══ Data provided ══

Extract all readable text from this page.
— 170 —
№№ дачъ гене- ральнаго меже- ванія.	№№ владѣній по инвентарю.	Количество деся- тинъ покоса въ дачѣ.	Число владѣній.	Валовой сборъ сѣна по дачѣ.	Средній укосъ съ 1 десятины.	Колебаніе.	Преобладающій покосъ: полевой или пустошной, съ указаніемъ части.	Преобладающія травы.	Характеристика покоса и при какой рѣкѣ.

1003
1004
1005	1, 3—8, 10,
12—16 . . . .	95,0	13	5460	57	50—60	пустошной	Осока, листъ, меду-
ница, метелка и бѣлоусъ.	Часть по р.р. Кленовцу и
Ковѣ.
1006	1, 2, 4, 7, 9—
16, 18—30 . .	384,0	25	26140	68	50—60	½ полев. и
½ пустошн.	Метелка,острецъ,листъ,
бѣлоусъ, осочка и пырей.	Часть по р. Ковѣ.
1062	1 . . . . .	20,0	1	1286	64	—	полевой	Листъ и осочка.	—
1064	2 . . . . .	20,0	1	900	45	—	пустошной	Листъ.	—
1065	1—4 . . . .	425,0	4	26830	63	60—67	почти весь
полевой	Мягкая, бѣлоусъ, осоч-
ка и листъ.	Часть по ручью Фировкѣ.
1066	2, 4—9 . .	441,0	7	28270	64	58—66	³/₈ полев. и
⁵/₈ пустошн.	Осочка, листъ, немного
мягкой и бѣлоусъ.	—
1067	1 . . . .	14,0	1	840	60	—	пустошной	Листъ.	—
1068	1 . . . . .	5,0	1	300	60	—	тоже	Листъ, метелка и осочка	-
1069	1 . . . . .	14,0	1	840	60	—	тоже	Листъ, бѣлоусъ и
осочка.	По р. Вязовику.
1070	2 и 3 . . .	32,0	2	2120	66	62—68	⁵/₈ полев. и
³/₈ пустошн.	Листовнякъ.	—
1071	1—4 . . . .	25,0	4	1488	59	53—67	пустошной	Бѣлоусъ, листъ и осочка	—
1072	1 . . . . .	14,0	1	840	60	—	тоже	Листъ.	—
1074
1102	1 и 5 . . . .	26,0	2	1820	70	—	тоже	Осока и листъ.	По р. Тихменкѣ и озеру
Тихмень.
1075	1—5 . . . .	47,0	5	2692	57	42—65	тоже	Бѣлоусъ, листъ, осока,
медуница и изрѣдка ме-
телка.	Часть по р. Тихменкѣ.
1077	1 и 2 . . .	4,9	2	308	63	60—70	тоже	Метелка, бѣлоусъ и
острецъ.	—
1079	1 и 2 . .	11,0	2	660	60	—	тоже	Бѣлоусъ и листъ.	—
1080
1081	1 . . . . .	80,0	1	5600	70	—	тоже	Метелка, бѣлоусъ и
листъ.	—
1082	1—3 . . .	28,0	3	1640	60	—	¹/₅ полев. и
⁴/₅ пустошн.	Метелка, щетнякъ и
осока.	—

═══

■ **Your instructions**: Repeat the material above in full, quoting it exactly.

■ **Worked answer**:
Extract all readable text from this page.
— 170 —
№№ дачъ гене- ральнаго меже- ванія.	№№ владѣній по инвентарю.	Количество деся- тинъ покоса въ дачѣ.	Число владѣній.	Валовой сборъ сѣна по дачѣ.	Средній укосъ съ 1 десятины.	Колебаніе.	Преобладающій покосъ: полевой или пустошной, съ указаніемъ части.	Преобладающія травы.	Характеристика покоса и при какой рѣкѣ.

1003
1004
1005	1, 3—8, 10,
12—16 . . . .	95,0	13	5460	57	50—60	пустошной	Осока, листъ, меду-
ница, метелка и бѣлоусъ.	Часть по р.р. Кленовцу и
Ковѣ.
1006	1, 2, 4, 7, 9—
16, 18—30 . .	384,0	25	26140	68	50—60	½ полев. и
½ пустошн.	Метелка,острецъ,листъ,
бѣлоусъ, осочка и пырей.	Часть по р. Ковѣ.
1062	1 . . . . .	20,0	1	1286	64	—	полевой	Листъ и осочка.	—
1064	2 . . . . .	20,0	1	900	45	—	пустошной	Листъ.	—
1065	1—4 . . . .	425,0	4	26830	63	60—67	почти весь
полевой	Мягкая, бѣлоусъ, осоч-
ка и листъ.	Часть по ручью Фировкѣ.
1066	2, 4—9 . .	441,0	7	28270	64	58—66	³/₈ полев. и
⁵/₈ пустошн.	Осочка, листъ, немного
мягкой и бѣлоусъ.	—
1067	1 . . . .	14,0	1	840	60	—	пустошной	Листъ.	—
1068	1 . . . . .	5,0	1	300	60	—	тоже	Листъ, метелка и осочка	-
1069	1 . . . . .	14,0	1	840	60	—	тоже	Листъ, бѣлоусъ и
осочка.	По р. Вязовику.
1070	2 и 3 . . .	32,0	2	2120	66	62—68	⁵/₈ полев. и
³/₈ пустошн.	Листовнякъ.	—
1071	1—4 . . . .	25,0	4	1488	59	53—67	пустошной	Бѣлоусъ, листъ и осочка	—
1072	1 . . . . .	14,0	1	840	60	—	тоже	Листъ.	—
1074
1102	1 и 5 . . . .	26,0	2	1820	70	—	тоже	Осока и листъ.	По р. Тихменкѣ и озеру
Тихмень.
1075	1—5 . . . .	47,0	5	2692	57	42—65	тоже	Бѣлоусъ, листъ, осока,
медуница и изрѣдка ме-
телка.	Часть по р. Тихменкѣ.
1077	1 и 2 . . .	4,9	2	308	63	60—70	тоже	Метелка, бѣлоусъ и
острецъ.	—
1079	1 и 2 . .	11,0	2	660	60	—	тоже	Бѣлоусъ и листъ.	—
1080
1081	1 . . . . .	80,0	1	5600	70	—	тоже	Метелка, бѣлоусъ и
листъ.	—
1082	1—3 . . .	28,0	3	1640	60	—	¹/₅ полев. и
⁴/₅ пустошн.	Метелка, щетнякъ и
осока.	—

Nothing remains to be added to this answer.